> Exercise prompt: Reproduce all the material exactly, minus any pictures it holds.

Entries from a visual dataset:

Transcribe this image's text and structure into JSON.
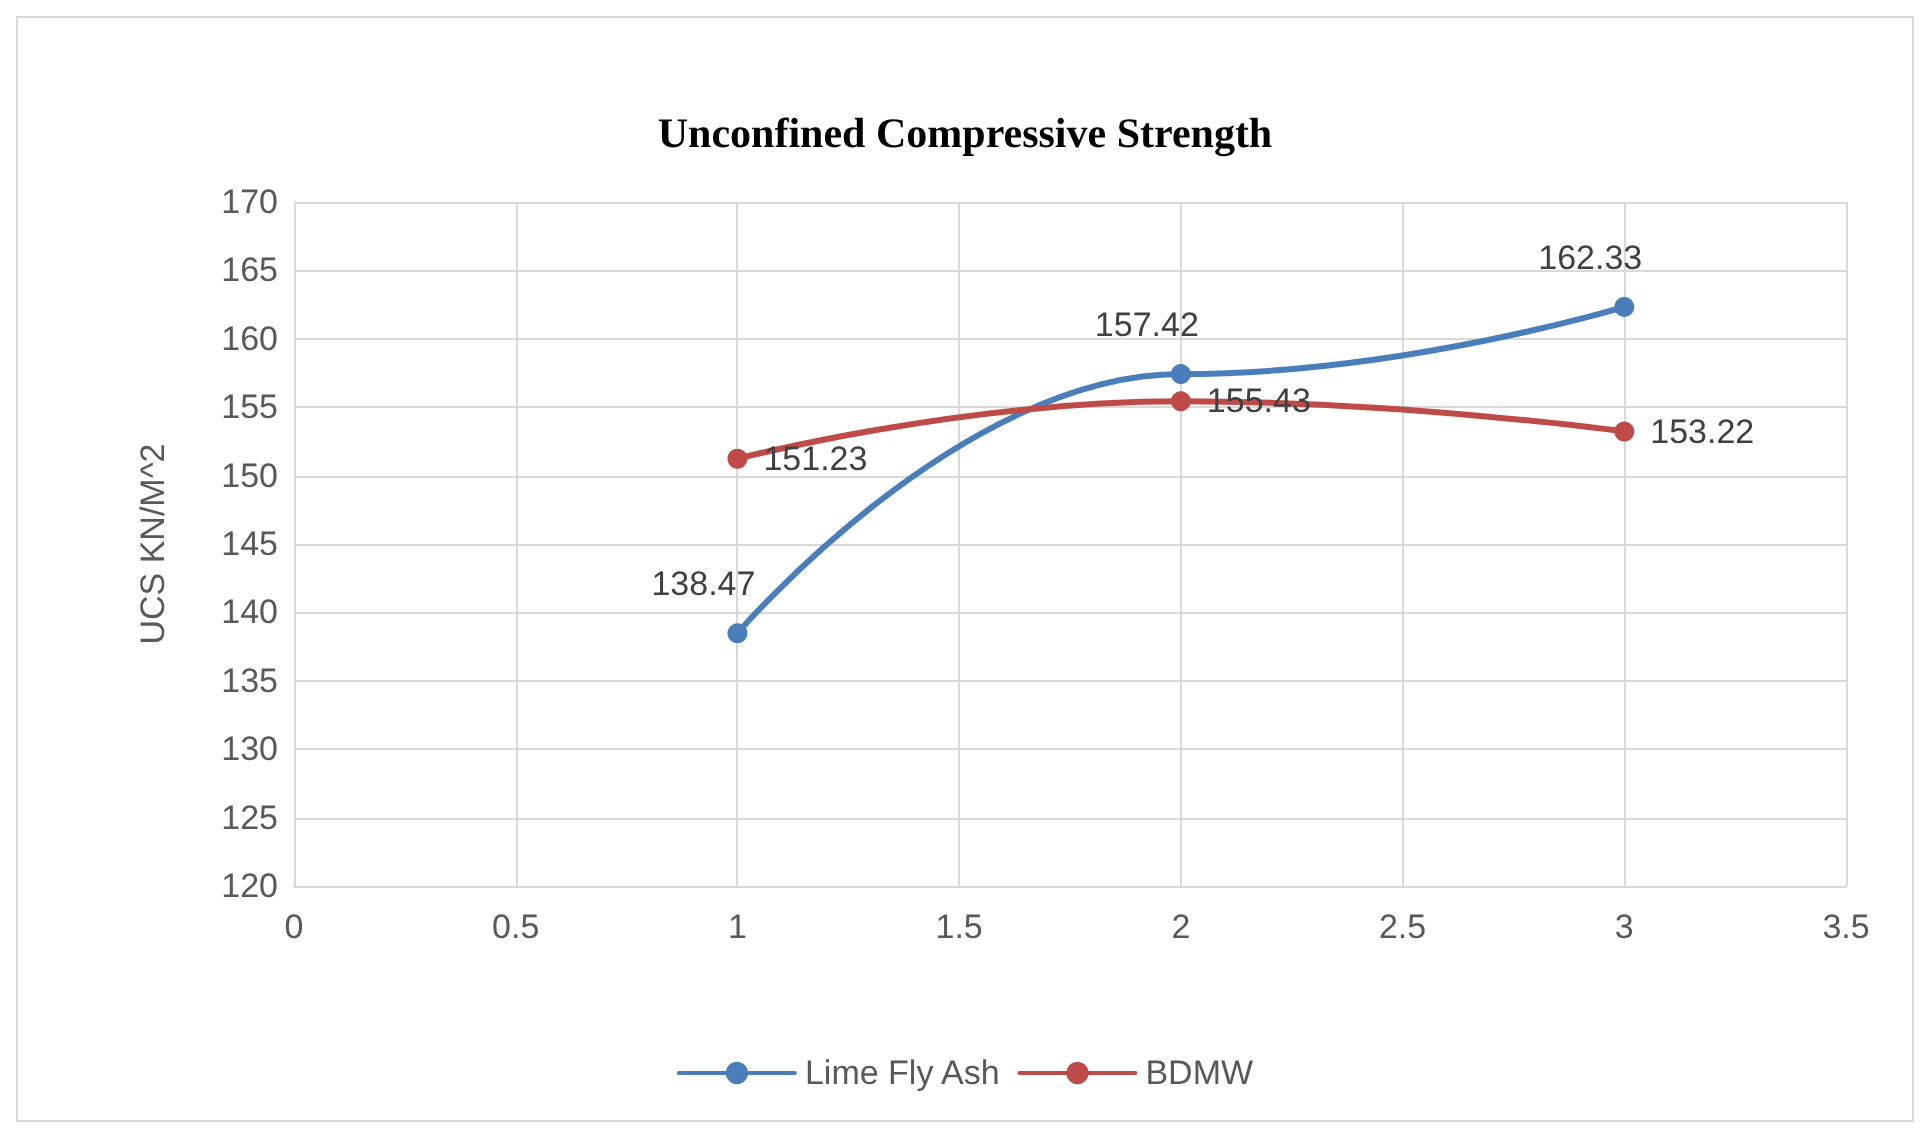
{
  "chart_data": {
    "type": "line",
    "title": "Unconfined Compressive Strength",
    "ylabel": "UCS KN/M^2",
    "x": [
      1,
      2,
      3
    ],
    "series": [
      {
        "name": "Lime Fly Ash",
        "color": "#4a7ebb",
        "values": [
          138.47,
          157.42,
          162.33
        ]
      },
      {
        "name": "BDMW",
        "color": "#be4b48",
        "values": [
          151.23,
          155.43,
          153.22
        ]
      }
    ],
    "xlim": [
      0,
      3.5
    ],
    "xticks": [
      0,
      0.5,
      1,
      1.5,
      2,
      2.5,
      3,
      3.5
    ],
    "ylim": [
      120,
      170
    ],
    "yticks": [
      120,
      125,
      130,
      135,
      140,
      145,
      150,
      155,
      160,
      165,
      170
    ],
    "grid": true,
    "legend": "bottom",
    "marker": "circle",
    "line_style": "solid",
    "data_labels": true
  }
}
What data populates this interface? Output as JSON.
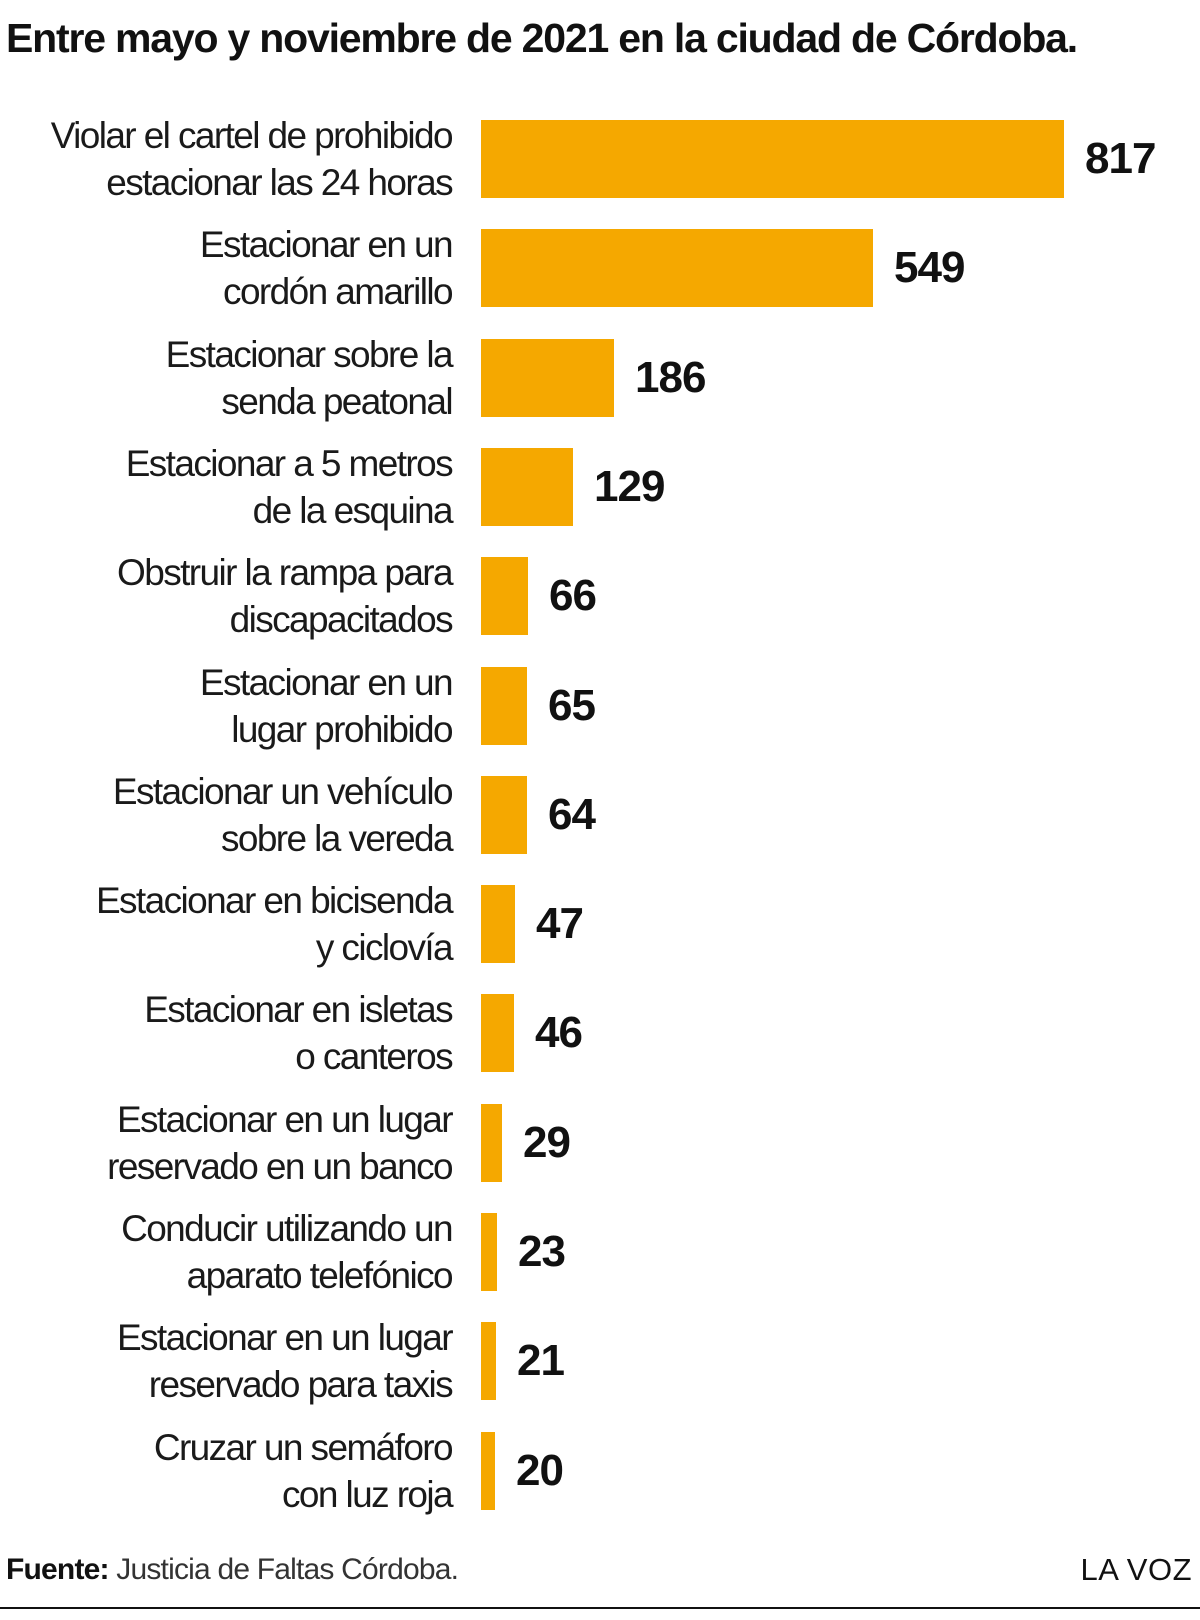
{
  "chart_data": {
    "type": "bar",
    "orientation": "horizontal",
    "title": "Entre mayo y noviembre de 2021 en la ciudad de Córdoba.",
    "categories": [
      "Violar el cartel de prohibido\nestacionar las 24 horas",
      "Estacionar en un\ncordón amarillo",
      "Estacionar sobre la\nsenda peatonal",
      "Estacionar a 5 metros\nde la esquina",
      "Obstruir la rampa para\ndiscapacitados",
      "Estacionar en un\nlugar prohibido",
      "Estacionar un vehículo\nsobre la vereda",
      "Estacionar en bicisenda\ny ciclovía",
      "Estacionar en isletas\no canteros",
      "Estacionar en un lugar\nreservado en un banco",
      "Conducir utilizando un\naparato telefónico",
      "Estacionar en un lugar\nreservado para taxis",
      "Cruzar un semáforo\ncon luz roja"
    ],
    "values": [
      817,
      549,
      186,
      129,
      66,
      65,
      64,
      47,
      46,
      29,
      23,
      21,
      20
    ],
    "xlim": [
      0,
      817
    ],
    "grid": false,
    "legend": "none",
    "bar_color": "#f5a800"
  },
  "footer": {
    "source_label": "Fuente:",
    "source_text": " Justicia de Faltas Córdoba.",
    "brand": "LA VOZ"
  }
}
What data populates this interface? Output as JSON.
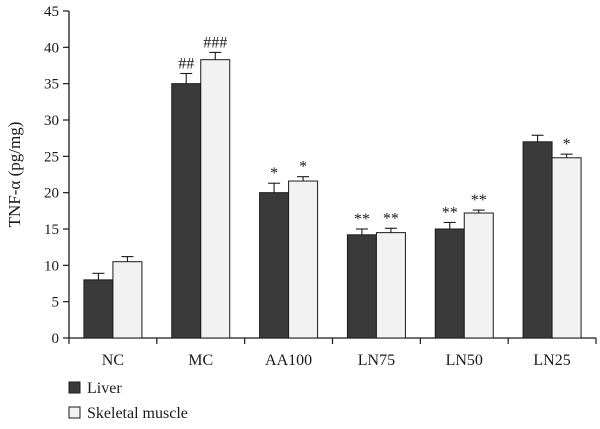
{
  "chart_data": {
    "type": "bar",
    "ylabel": "TNF-α (pg/mg)",
    "xlabel": "",
    "ylim": [
      0,
      45
    ],
    "yticks": [
      0,
      5,
      10,
      15,
      20,
      25,
      30,
      35,
      40,
      45
    ],
    "categories": [
      "NC",
      "MC",
      "AA100",
      "LN75",
      "LN50",
      "LN25"
    ],
    "series": [
      {
        "name": "Liver",
        "color": "#3a3a3a",
        "values": [
          8.0,
          35.0,
          20.0,
          14.2,
          15.0,
          27.0
        ],
        "errors": [
          0.9,
          1.4,
          1.3,
          0.8,
          0.9,
          0.9
        ],
        "annotations": [
          "",
          "##",
          "*",
          "**",
          "**",
          ""
        ]
      },
      {
        "name": "Skeletal muscle",
        "color": "#f2f2f2",
        "values": [
          10.5,
          38.3,
          21.6,
          14.5,
          17.2,
          24.8
        ],
        "errors": [
          0.7,
          1.0,
          0.6,
          0.6,
          0.4,
          0.5
        ],
        "annotations": [
          "",
          "###",
          "*",
          "**",
          "**",
          "*"
        ]
      }
    ],
    "legend_position": "bottom-left",
    "grid": false
  }
}
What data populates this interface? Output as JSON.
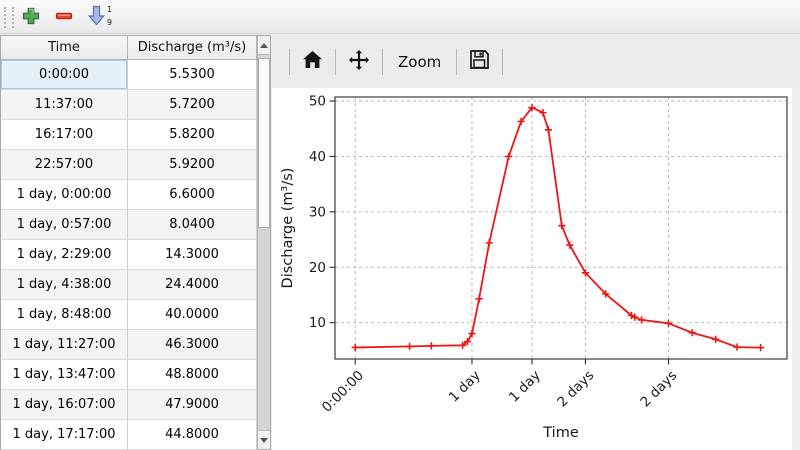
{
  "top_toolbar": {
    "add_label": "add row",
    "remove_label": "remove row",
    "sort_label": "sort rows",
    "sort_top_digit": "1",
    "sort_bottom_digit": "9"
  },
  "table": {
    "columns": [
      "Time",
      "Discharge (m³/s)"
    ],
    "selected_row": 0,
    "selected_col": 0,
    "rows": [
      [
        "0:00:00",
        "5.5300"
      ],
      [
        "11:37:00",
        "5.7200"
      ],
      [
        "16:17:00",
        "5.8200"
      ],
      [
        "22:57:00",
        "5.9200"
      ],
      [
        "1 day, 0:00:00",
        "6.6000"
      ],
      [
        "1 day, 0:57:00",
        "8.0400"
      ],
      [
        "1 day, 2:29:00",
        "14.3000"
      ],
      [
        "1 day, 4:38:00",
        "24.4000"
      ],
      [
        "1 day, 8:48:00",
        "40.0000"
      ],
      [
        "1 day, 11:27:00",
        "46.3000"
      ],
      [
        "1 day, 13:47:00",
        "48.8000"
      ],
      [
        "1 day, 16:07:00",
        "47.9000"
      ],
      [
        "1 day, 17:17:00",
        "44.8000"
      ]
    ]
  },
  "chart_toolbar": {
    "home_label": "home",
    "pan_label": "pan",
    "zoom_label": "Zoom",
    "save_label": "save"
  },
  "chart_data": {
    "type": "line",
    "title": "",
    "xlabel": "Time",
    "ylabel": "Discharge (m³/s)",
    "grid": true,
    "line_color": "#f21414",
    "marker": "+",
    "xlim": [
      -0.18,
      3.845
    ],
    "ylim": [
      3.45,
      50.72
    ],
    "yticks": [
      10,
      20,
      30,
      40,
      50
    ],
    "xticks": [
      {
        "t": 0.0,
        "label": "0:00:00"
      },
      {
        "t": 1.0396,
        "label": "1 day"
      },
      {
        "t": 1.5743,
        "label": "1 day"
      },
      {
        "t": 2.05,
        "label": "2 days"
      },
      {
        "t": 2.79,
        "label": "2 days"
      }
    ],
    "series": [
      {
        "name": "Discharge",
        "x_days": [
          0,
          0.484,
          0.6785,
          0.9563,
          1.0,
          1.0396,
          1.1035,
          1.1931,
          1.3667,
          1.4771,
          1.5743,
          1.6715,
          1.7201,
          1.84,
          1.91,
          2.05,
          2.23,
          2.46,
          2.49,
          2.55,
          2.79,
          3.0,
          3.21,
          3.4,
          3.61
        ],
        "values": [
          5.53,
          5.72,
          5.82,
          5.92,
          6.6,
          8.04,
          14.3,
          24.4,
          40.0,
          46.3,
          48.8,
          47.9,
          44.8,
          27.5,
          24.0,
          19.0,
          15.2,
          11.3,
          11.0,
          10.5,
          9.9,
          8.2,
          7.0,
          5.6,
          5.5
        ]
      }
    ]
  }
}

> Task solution:
Transcribe this image's text and structure into JSON.
{
  "chart_data": {
    "type": "line",
    "title": "Unconfined Compressive Strength",
    "ylabel": "UCS KN/M^2",
    "x": [
      1,
      2,
      3
    ],
    "series": [
      {
        "name": "Lime Fly Ash",
        "color": "#4a7ebb",
        "values": [
          138.47,
          157.42,
          162.33
        ]
      },
      {
        "name": "BDMW",
        "color": "#be4b48",
        "values": [
          151.23,
          155.43,
          153.22
        ]
      }
    ],
    "xlim": [
      0,
      3.5
    ],
    "xticks": [
      0,
      0.5,
      1,
      1.5,
      2,
      2.5,
      3,
      3.5
    ],
    "ylim": [
      120,
      170
    ],
    "yticks": [
      120,
      125,
      130,
      135,
      140,
      145,
      150,
      155,
      160,
      165,
      170
    ],
    "grid": true,
    "legend": "bottom",
    "marker": "circle",
    "line_style": "solid",
    "data_labels": true
  }
}
What data populates this interface? Output as JSON.
{
  "chart_data": {
    "type": "bar",
    "orientation": "horizontal",
    "title": "Entre mayo y noviembre de 2021 en la ciudad de Córdoba.",
    "categories": [
      "Violar el cartel de prohibido\nestacionar las 24 horas",
      "Estacionar en un\ncordón amarillo",
      "Estacionar sobre la\nsenda peatonal",
      "Estacionar a 5 metros\nde la esquina",
      "Obstruir la rampa para\ndiscapacitados",
      "Estacionar en un\nlugar prohibido",
      "Estacionar un vehículo\nsobre la vereda",
      "Estacionar en bicisenda\ny ciclovía",
      "Estacionar en isletas\no canteros",
      "Estacionar en un lugar\nreservado en un banco",
      "Conducir utilizando un\naparato telefónico",
      "Estacionar en un lugar\nreservado para taxis",
      "Cruzar un semáforo\ncon luz roja"
    ],
    "values": [
      817,
      549,
      186,
      129,
      66,
      65,
      64,
      47,
      46,
      29,
      23,
      21,
      20
    ],
    "xlim": [
      0,
      817
    ],
    "grid": false,
    "legend": "none",
    "bar_color": "#f5a800"
  },
  "footer": {
    "source_label": "Fuente:",
    "source_text": " Justicia de Faltas Córdoba.",
    "brand": "LA VOZ"
  }
}
What data populates this interface? Output as JSON.
{
  "chart_data": {
    "type": "bar",
    "ylabel": "TNF-α (pg/mg)",
    "xlabel": "",
    "ylim": [
      0,
      45
    ],
    "yticks": [
      0,
      5,
      10,
      15,
      20,
      25,
      30,
      35,
      40,
      45
    ],
    "categories": [
      "NC",
      "MC",
      "AA100",
      "LN75",
      "LN50",
      "LN25"
    ],
    "series": [
      {
        "name": "Liver",
        "color": "#3a3a3a",
        "values": [
          8.0,
          35.0,
          20.0,
          14.2,
          15.0,
          27.0
        ],
        "errors": [
          0.9,
          1.4,
          1.3,
          0.8,
          0.9,
          0.9
        ],
        "annotations": [
          "",
          "##",
          "*",
          "**",
          "**",
          ""
        ]
      },
      {
        "name": "Skeletal muscle",
        "color": "#f2f2f2",
        "values": [
          10.5,
          38.3,
          21.6,
          14.5,
          17.2,
          24.8
        ],
        "errors": [
          0.7,
          1.0,
          0.6,
          0.6,
          0.4,
          0.5
        ],
        "annotations": [
          "",
          "###",
          "*",
          "**",
          "**",
          "*"
        ]
      }
    ],
    "legend_position": "bottom-left",
    "grid": false
  }
}
What data populates this interface? Output as JSON.
{
  "top_toolbar": {
    "add_label": "add row",
    "remove_label": "remove row",
    "sort_label": "sort rows",
    "sort_top_digit": "1",
    "sort_bottom_digit": "9"
  },
  "table": {
    "columns": [
      "Time",
      "Discharge (m³/s)"
    ],
    "selected_row": 0,
    "selected_col": 0,
    "rows": [
      [
        "0:00:00",
        "5.5300"
      ],
      [
        "11:37:00",
        "5.7200"
      ],
      [
        "16:17:00",
        "5.8200"
      ],
      [
        "22:57:00",
        "5.9200"
      ],
      [
        "1 day, 0:00:00",
        "6.6000"
      ],
      [
        "1 day, 0:57:00",
        "8.0400"
      ],
      [
        "1 day, 2:29:00",
        "14.3000"
      ],
      [
        "1 day, 4:38:00",
        "24.4000"
      ],
      [
        "1 day, 8:48:00",
        "40.0000"
      ],
      [
        "1 day, 11:27:00",
        "46.3000"
      ],
      [
        "1 day, 13:47:00",
        "48.8000"
      ],
      [
        "1 day, 16:07:00",
        "47.9000"
      ],
      [
        "1 day, 17:17:00",
        "44.8000"
      ]
    ]
  },
  "chart_toolbar": {
    "home_label": "home",
    "pan_label": "pan",
    "zoom_label": "Zoom",
    "save_label": "save"
  },
  "chart_data": {
    "type": "line",
    "title": "",
    "xlabel": "Time",
    "ylabel": "Discharge (m³/s)",
    "grid": true,
    "line_color": "#f21414",
    "marker": "+",
    "xlim": [
      -0.18,
      3.845
    ],
    "ylim": [
      3.45,
      50.72
    ],
    "yticks": [
      10,
      20,
      30,
      40,
      50
    ],
    "xticks": [
      {
        "t": 0.0,
        "label": "0:00:00"
      },
      {
        "t": 1.0396,
        "label": "1 day"
      },
      {
        "t": 1.5743,
        "label": "1 day"
      },
      {
        "t": 2.05,
        "label": "2 days"
      },
      {
        "t": 2.79,
        "label": "2 days"
      }
    ],
    "series": [
      {
        "name": "Discharge",
        "x_days": [
          0,
          0.484,
          0.6785,
          0.9563,
          1.0,
          1.0396,
          1.1035,
          1.1931,
          1.3667,
          1.4771,
          1.5743,
          1.6715,
          1.7201,
          1.84,
          1.91,
          2.05,
          2.23,
          2.46,
          2.49,
          2.55,
          2.79,
          3.0,
          3.21,
          3.4,
          3.61
        ],
        "values": [
          5.53,
          5.72,
          5.82,
          5.92,
          6.6,
          8.04,
          14.3,
          24.4,
          40.0,
          46.3,
          48.8,
          47.9,
          44.8,
          27.5,
          24.0,
          19.0,
          15.2,
          11.3,
          11.0,
          10.5,
          9.9,
          8.2,
          7.0,
          5.6,
          5.5
        ]
      }
    ]
  }
}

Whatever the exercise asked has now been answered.